§ Stored data
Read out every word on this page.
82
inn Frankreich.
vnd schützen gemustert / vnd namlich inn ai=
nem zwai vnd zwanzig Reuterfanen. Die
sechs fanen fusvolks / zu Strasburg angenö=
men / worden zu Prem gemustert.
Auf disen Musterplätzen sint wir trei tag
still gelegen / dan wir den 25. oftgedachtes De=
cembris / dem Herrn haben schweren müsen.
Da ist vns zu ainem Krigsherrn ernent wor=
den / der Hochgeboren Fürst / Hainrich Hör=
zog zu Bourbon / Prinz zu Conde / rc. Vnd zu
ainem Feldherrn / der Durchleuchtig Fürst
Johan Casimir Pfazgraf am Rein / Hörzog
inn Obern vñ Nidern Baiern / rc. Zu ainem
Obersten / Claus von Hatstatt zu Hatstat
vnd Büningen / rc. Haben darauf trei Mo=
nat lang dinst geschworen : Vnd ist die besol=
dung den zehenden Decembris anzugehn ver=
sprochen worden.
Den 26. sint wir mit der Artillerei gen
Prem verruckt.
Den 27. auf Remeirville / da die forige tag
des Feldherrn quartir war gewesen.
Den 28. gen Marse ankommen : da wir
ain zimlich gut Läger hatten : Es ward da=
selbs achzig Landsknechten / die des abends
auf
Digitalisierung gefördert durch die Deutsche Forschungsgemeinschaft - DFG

§ Exercise
Copy every line from the records above that contains the word "Feldherrn".

§ Exercise response
ainem Feldherrn / der Durchleuchtig Fürst
des Feldherrn quartir war gewesen.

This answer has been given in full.